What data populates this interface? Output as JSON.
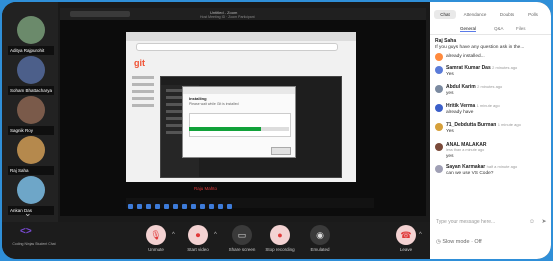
{
  "participants": [
    {
      "name": "Aditya Rajpurohit",
      "color": "#6b8a6b"
    },
    {
      "name": "Soham Bhattacharya",
      "color": "#4c5f8a"
    },
    {
      "name": "Sagnik Roy",
      "color": "#7a5a4a"
    },
    {
      "name": "Raj Saha",
      "color": "#b5894d"
    },
    {
      "name": "Ankan Das",
      "color": "#6ea6c8"
    }
  ],
  "screen": {
    "window_title": "Untitled - Zoom",
    "subtitle": "Host Meeting ID · Zoom Participant",
    "installer_title": "Installing",
    "installer_subtitle": "Please wait while Git is installed",
    "progress": 0.72,
    "red_caption": "Raju Mahto",
    "logo_letter": "git"
  },
  "chat": {
    "tabs": [
      "Chat",
      "Attendance",
      "Doubts",
      "Polls"
    ],
    "subtabs": [
      "General",
      "Q&A",
      "Files"
    ],
    "messages": [
      {
        "name": "Raj Saha",
        "time": "",
        "text": "If you guys have any question ask in the...",
        "icon": false
      },
      {
        "name": "",
        "time": "",
        "text": "already installed...",
        "icon": true,
        "color": "#ff8a3d"
      },
      {
        "name": "Samrat Kumar Das",
        "time": "2 minutes ago",
        "text": "Yes",
        "icon": true,
        "color": "#5a7bd8"
      },
      {
        "name": "Abdul Karim",
        "time": "2 minutes ago",
        "text": "yes",
        "icon": true,
        "color": "#7b8aa0"
      },
      {
        "name": "Hritik Verma",
        "time": "1 minute ago",
        "text": "already have",
        "icon": true,
        "color": "#3b5fc9"
      },
      {
        "name": "71_Debdutta Burman",
        "time": "1 minute ago",
        "text": "Yes",
        "icon": true,
        "color": "#d6a03b"
      },
      {
        "name": "ANAL MALAKAR",
        "time": "less than a minute ago",
        "text": "yes",
        "icon": true,
        "color": "#7a4a3a"
      },
      {
        "name": "Sayan Karmakar",
        "time": "half a minute ago",
        "text": "can we use VS Code?",
        "icon": true,
        "color": "#a0a0b5"
      }
    ],
    "input_placeholder": "Type your message here...",
    "slow_mode": "Slow mode · Off"
  },
  "toolbar": {
    "logo": "<>",
    "logo_sub": "Coding Ninjas Student Chat",
    "controls": [
      {
        "label": "Unmute",
        "glyph": "🎙"
      },
      {
        "label": "Start video",
        "glyph": "⏺"
      },
      {
        "label": "Share screen",
        "glyph": "▭"
      },
      {
        "label": "Stop recording",
        "glyph": "●"
      },
      {
        "label": "Emulated",
        "glyph": "◉"
      },
      {
        "label": "Leave",
        "glyph": "☎"
      }
    ]
  }
}
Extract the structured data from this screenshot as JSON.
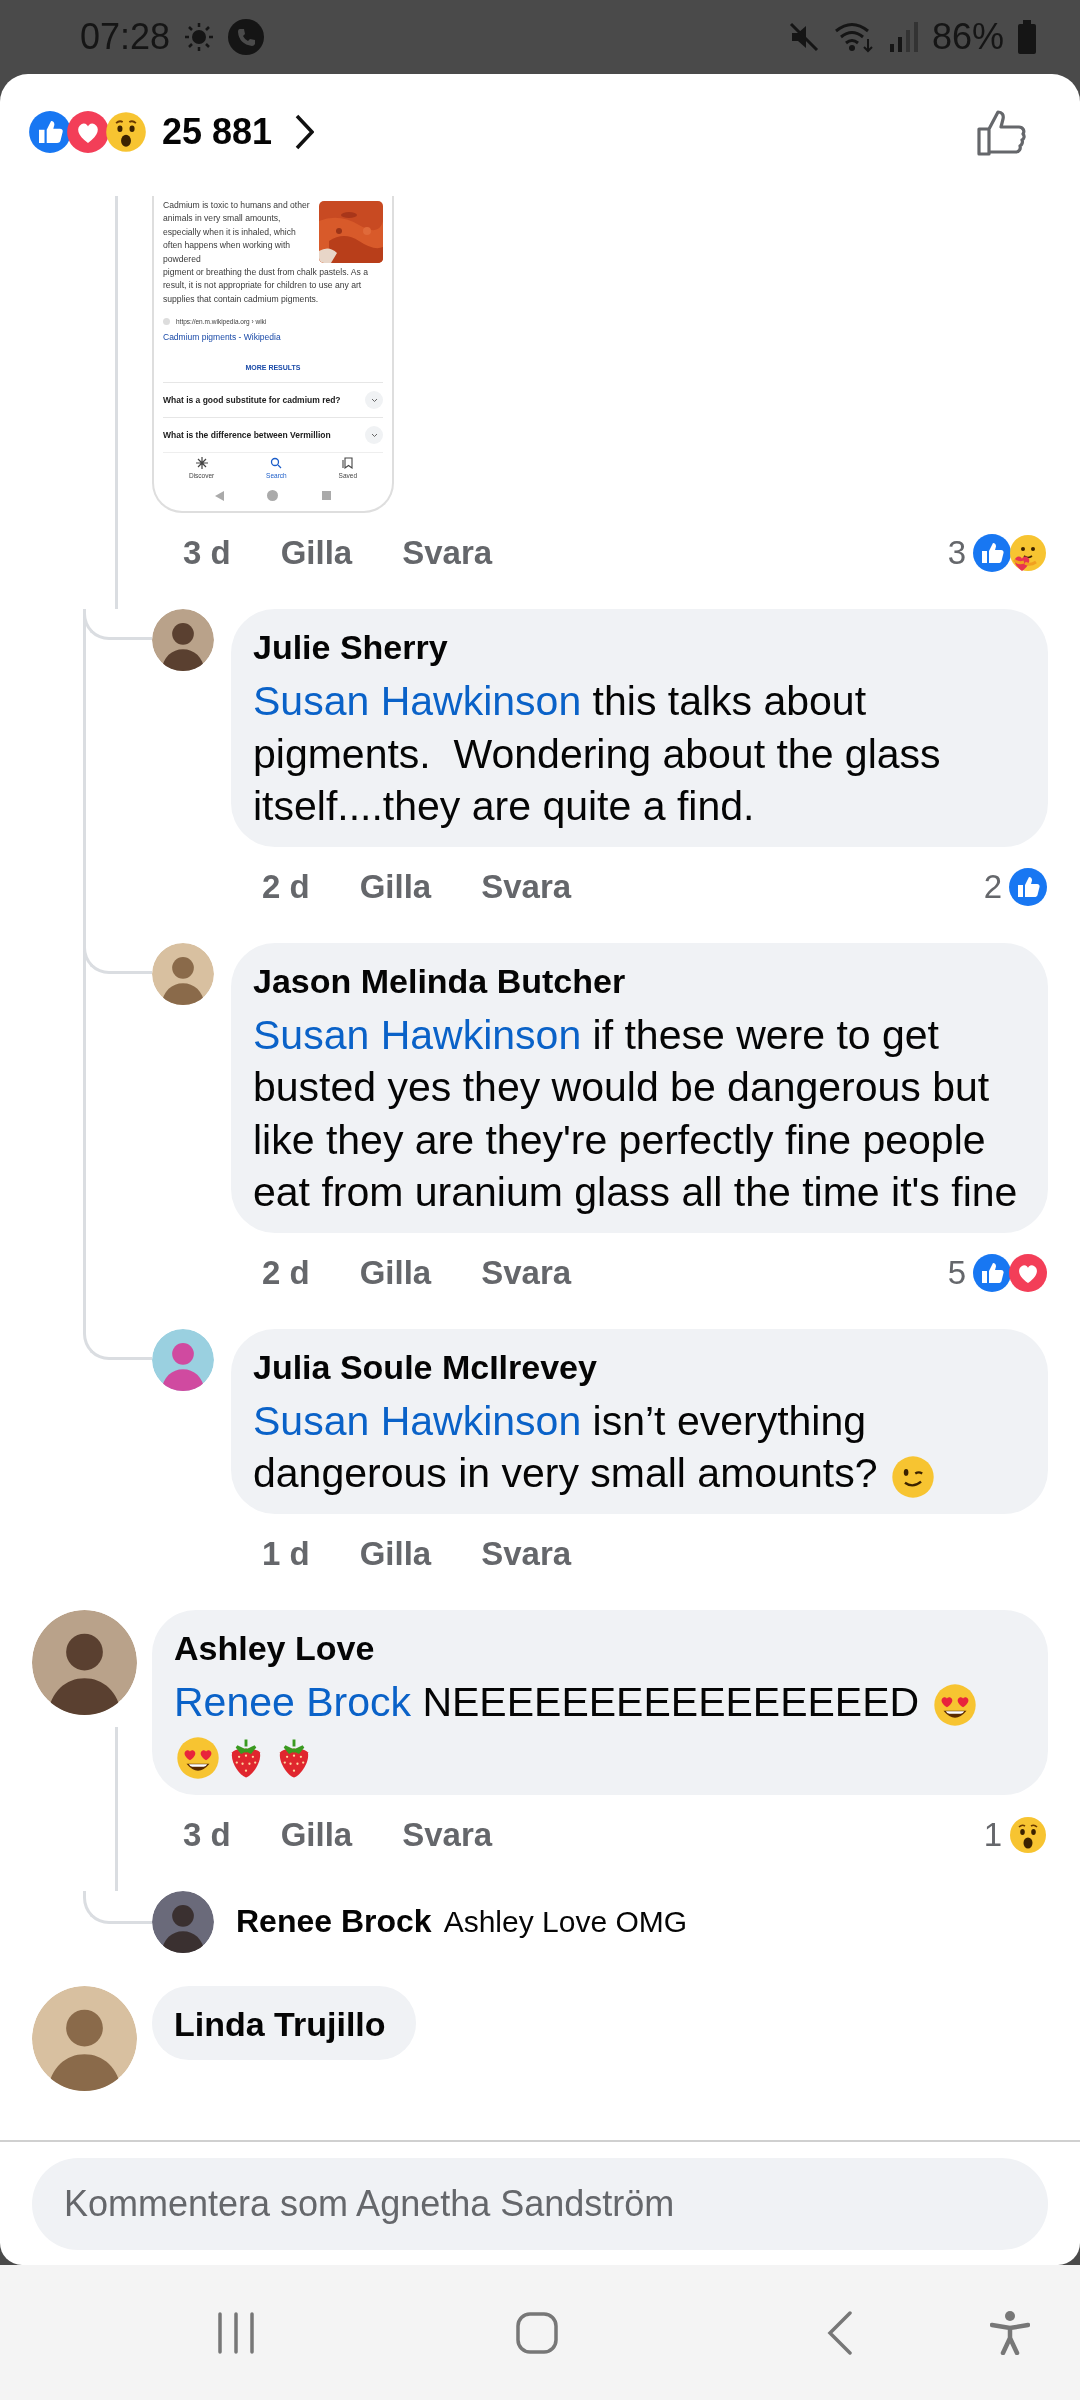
{
  "status_bar": {
    "time": "07:28",
    "battery": "86%"
  },
  "header": {
    "reactions": [
      {
        "kind": "like"
      },
      {
        "kind": "love"
      },
      {
        "kind": "wow"
      }
    ],
    "count": "25 881"
  },
  "comments": [
    {
      "kind": "attachment",
      "attachment": {
        "intro": "Cadmium is toxic to humans and other animals in very small amounts, especially when it is inhaled, which often happens when working with powdered",
        "paragraph": "pigment or breathing the dust from chalk pastels. As a result, it is not appropriate for children to use any art supplies that contain cadmium pigments.",
        "source": "https://en.m.wikipedia.org › wiki",
        "link": "Cadmium pigments - Wikipedia",
        "more": "MORE RESULTS",
        "questions": [
          "What is a good substitute for cadmium red?",
          "What is the difference between Vermillion"
        ],
        "tabs": [
          {
            "label": "Discover",
            "kind": "discover",
            "selected": false
          },
          {
            "label": "Search",
            "kind": "search",
            "selected": true
          },
          {
            "label": "Saved",
            "kind": "saved",
            "selected": false
          }
        ]
      },
      "time": "3 d",
      "like_label": "Gilla",
      "reply_label": "Svara",
      "reaction_count": "3",
      "reactions": [
        {
          "kind": "like"
        },
        {
          "kind": "care"
        }
      ],
      "replies": [
        {
          "kind": "bubble",
          "author": "Julie Sherry",
          "mention": "Susan Hawkinson",
          "text": "this talks about pigments.  Wondering about the glass itself....they are quite a find.",
          "time": "2 d",
          "like_label": "Gilla",
          "reply_label": "Svara",
          "reaction_count": "2",
          "reactions": [
            {
              "kind": "like"
            }
          ]
        },
        {
          "kind": "bubble",
          "author": "Jason Melinda Butcher",
          "mention": "Susan Hawkinson",
          "text": "if these were to get busted yes they would be dangerous but like they are they're perfectly fine people eat from uranium glass all the time it's fine",
          "time": "2 d",
          "like_label": "Gilla",
          "reply_label": "Svara",
          "reaction_count": "5",
          "reactions": [
            {
              "kind": "like"
            },
            {
              "kind": "love"
            }
          ]
        },
        {
          "kind": "bubble",
          "author": "Julia Soule McIlrevey",
          "mention": "Susan Hawkinson",
          "text": "isn’t everything dangerous in very small amounts?",
          "emoji": [
            {
              "kind": "wink"
            }
          ],
          "time": "1 d",
          "like_label": "Gilla",
          "reply_label": "Svara"
        }
      ]
    },
    {
      "kind": "bubble",
      "author": "Ashley Love",
      "mention": "Renee Brock",
      "text": "NEEEEEEEEEEEEEEEED",
      "emoji": [
        {
          "kind": "heart_eyes"
        },
        {
          "kind": "heart_eyes"
        },
        {
          "kind": "strawberry"
        },
        {
          "kind": "strawberry"
        }
      ],
      "time": "3 d",
      "like_label": "Gilla",
      "reply_label": "Svara",
      "reaction_count": "1",
      "reactions": [
        {
          "kind": "wow"
        }
      ],
      "replies": [
        {
          "kind": "compact",
          "author": "Renee Brock",
          "text": "Ashley Love OMG"
        }
      ]
    },
    {
      "kind": "bubble",
      "author": "Linda Trujillo"
    }
  ],
  "composer": {
    "placeholder": "Kommentera som Agnetha Sandström"
  }
}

#### What the exercise asks
Reproduce each line from the records that contains the word "data".

#### Solution to this exercise
What data populates this interface? Output as JSON.
Extract the structured data from this screenshot as JSON.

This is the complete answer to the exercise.